** Start **
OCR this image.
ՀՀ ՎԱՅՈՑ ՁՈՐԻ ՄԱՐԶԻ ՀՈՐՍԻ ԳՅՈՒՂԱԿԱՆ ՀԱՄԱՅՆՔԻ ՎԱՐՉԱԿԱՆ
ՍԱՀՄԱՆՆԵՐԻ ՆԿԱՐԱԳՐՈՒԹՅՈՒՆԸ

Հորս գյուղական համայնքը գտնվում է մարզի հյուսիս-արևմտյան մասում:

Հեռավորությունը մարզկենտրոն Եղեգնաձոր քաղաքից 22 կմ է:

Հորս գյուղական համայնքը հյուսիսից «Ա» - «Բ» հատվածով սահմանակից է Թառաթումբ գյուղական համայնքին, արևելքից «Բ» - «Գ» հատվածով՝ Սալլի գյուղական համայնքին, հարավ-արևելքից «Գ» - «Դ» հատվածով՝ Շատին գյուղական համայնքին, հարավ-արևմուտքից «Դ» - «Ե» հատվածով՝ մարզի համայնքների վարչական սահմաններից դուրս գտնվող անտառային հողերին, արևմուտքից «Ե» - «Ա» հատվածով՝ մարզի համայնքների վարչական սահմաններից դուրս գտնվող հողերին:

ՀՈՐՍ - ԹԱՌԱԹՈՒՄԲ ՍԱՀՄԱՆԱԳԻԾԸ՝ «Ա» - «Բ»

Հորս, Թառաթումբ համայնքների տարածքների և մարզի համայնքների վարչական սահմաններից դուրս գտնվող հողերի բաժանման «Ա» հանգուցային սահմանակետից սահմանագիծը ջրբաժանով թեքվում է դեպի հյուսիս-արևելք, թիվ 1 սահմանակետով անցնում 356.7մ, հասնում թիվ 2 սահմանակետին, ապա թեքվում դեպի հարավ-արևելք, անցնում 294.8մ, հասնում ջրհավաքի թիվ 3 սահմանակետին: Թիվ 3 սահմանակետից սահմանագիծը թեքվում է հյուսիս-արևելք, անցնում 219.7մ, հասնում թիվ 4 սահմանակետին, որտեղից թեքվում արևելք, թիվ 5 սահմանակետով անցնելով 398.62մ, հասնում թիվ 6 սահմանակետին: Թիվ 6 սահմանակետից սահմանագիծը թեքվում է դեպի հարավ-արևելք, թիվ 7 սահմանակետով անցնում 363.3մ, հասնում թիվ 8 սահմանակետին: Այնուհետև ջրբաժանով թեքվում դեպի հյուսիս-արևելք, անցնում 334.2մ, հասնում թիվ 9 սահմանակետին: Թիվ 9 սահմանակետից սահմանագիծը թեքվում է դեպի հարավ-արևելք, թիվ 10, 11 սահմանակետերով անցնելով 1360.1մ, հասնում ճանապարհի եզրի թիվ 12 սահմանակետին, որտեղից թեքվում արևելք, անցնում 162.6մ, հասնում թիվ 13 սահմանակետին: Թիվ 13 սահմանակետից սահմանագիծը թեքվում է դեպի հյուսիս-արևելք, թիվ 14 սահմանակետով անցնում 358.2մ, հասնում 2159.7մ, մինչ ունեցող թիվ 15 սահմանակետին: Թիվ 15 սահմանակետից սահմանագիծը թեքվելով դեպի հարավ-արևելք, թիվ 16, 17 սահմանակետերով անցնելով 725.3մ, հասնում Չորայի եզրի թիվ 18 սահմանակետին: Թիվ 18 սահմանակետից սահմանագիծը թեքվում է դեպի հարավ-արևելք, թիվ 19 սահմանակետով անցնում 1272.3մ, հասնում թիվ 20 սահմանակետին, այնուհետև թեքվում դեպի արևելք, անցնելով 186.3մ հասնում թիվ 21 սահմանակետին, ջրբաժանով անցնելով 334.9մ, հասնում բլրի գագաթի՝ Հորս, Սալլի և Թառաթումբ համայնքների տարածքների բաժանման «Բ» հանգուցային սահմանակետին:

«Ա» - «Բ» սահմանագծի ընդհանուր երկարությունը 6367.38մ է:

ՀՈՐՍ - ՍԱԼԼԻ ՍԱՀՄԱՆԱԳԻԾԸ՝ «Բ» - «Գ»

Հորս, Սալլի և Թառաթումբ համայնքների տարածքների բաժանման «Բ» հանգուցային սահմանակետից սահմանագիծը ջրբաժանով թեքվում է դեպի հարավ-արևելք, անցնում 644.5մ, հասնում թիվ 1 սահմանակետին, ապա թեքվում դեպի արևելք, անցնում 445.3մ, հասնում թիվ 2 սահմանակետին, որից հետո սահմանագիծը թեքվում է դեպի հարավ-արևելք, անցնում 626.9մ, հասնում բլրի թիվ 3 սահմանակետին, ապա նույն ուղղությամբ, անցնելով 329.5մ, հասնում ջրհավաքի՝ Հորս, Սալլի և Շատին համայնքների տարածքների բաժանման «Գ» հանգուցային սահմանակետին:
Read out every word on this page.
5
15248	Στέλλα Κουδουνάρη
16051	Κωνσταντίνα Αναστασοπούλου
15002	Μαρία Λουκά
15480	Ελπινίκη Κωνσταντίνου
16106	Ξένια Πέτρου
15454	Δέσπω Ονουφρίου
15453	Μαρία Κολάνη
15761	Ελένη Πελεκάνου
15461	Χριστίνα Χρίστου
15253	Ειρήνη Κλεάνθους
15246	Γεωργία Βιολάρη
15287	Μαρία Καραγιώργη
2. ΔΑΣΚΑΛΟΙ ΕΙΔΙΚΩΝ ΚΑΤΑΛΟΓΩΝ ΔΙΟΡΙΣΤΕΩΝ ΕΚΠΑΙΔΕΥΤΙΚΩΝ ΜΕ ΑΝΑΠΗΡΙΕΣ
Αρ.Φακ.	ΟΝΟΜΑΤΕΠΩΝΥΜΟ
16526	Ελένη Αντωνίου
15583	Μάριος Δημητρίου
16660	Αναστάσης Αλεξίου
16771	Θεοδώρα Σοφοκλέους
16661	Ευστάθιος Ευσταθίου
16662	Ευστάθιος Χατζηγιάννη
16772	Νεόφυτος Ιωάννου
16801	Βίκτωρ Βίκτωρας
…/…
** End **
What to work on - All lines from the one containing "Read out every word on this page." through the final line of the listing above are to be reproduced exactly; include both and add nothing.

Correct output -
Read out every word on this page.
5
15248	Στέλλα Κουδουνάρη
16051	Κωνσταντίνα Αναστασοπούλου
15002	Μαρία Λουκά
15480	Ελπινίκη Κωνσταντίνου
16106	Ξένια Πέτρου
15454	Δέσπω Ονουφρίου
15453	Μαρία Κολάνη
15761	Ελένη Πελεκάνου
15461	Χριστίνα Χρίστου
15253	Ειρήνη Κλεάνθους
15246	Γεωργία Βιολάρη
15287	Μαρία Καραγιώργη
2. ΔΑΣΚΑΛΟΙ ΕΙΔΙΚΩΝ ΚΑΤΑΛΟΓΩΝ ΔΙΟΡΙΣΤΕΩΝ ΕΚΠΑΙΔΕΥΤΙΚΩΝ ΜΕ ΑΝΑΠΗΡΙΕΣ
Αρ.Φακ.	ΟΝΟΜΑΤΕΠΩΝΥΜΟ
16526	Ελένη Αντωνίου
15583	Μάριος Δημητρίου
16660	Αναστάσης Αλεξίου
16771	Θεοδώρα Σοφοκλέους
16661	Ευστάθιος Ευσταθίου
16662	Ευστάθιος Χατζηγιάννη
16772	Νεόφυτος Ιωάννου
16801	Βίκτωρ Βίκτωρας
…/…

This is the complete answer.